Problem: Check each line of the material below for "chart", then copy the ones that contain it.

A run of records:
..........
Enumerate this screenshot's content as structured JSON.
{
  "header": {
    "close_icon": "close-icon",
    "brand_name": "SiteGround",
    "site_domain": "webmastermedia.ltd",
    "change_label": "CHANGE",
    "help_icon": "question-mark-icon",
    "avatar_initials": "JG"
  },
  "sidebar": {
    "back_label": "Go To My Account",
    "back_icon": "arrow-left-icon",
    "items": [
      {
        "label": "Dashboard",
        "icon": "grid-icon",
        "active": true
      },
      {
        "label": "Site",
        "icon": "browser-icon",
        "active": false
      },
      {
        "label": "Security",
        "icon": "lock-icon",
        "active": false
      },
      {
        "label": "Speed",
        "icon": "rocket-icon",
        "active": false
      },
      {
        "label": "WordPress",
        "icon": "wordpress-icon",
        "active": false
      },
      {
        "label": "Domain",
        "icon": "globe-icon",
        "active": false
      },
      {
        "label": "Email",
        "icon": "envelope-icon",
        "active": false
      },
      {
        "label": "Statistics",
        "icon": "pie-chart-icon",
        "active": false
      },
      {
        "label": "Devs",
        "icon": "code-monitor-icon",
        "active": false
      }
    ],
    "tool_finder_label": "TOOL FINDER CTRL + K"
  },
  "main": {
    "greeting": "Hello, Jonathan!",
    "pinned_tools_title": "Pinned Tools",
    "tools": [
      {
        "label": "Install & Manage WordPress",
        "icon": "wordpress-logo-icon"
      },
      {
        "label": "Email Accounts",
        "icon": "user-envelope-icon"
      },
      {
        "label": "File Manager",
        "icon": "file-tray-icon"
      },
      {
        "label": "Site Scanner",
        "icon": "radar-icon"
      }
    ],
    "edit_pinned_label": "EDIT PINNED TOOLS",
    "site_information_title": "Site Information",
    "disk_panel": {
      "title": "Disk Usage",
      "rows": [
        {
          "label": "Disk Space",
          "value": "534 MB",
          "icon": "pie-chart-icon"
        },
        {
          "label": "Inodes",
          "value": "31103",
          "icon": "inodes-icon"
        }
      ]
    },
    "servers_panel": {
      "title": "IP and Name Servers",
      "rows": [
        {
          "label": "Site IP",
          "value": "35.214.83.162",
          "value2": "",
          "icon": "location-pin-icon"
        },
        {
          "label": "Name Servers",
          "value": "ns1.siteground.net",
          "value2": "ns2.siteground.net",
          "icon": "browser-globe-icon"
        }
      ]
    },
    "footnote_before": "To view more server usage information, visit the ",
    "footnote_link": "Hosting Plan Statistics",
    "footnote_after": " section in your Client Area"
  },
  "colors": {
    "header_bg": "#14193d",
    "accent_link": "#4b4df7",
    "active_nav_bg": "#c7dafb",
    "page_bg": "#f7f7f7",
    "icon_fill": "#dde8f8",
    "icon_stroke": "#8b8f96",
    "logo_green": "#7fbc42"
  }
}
..........
Answer for this exercise:
        "icon": "pie-chart-icon",
          "icon": "pie-chart-icon"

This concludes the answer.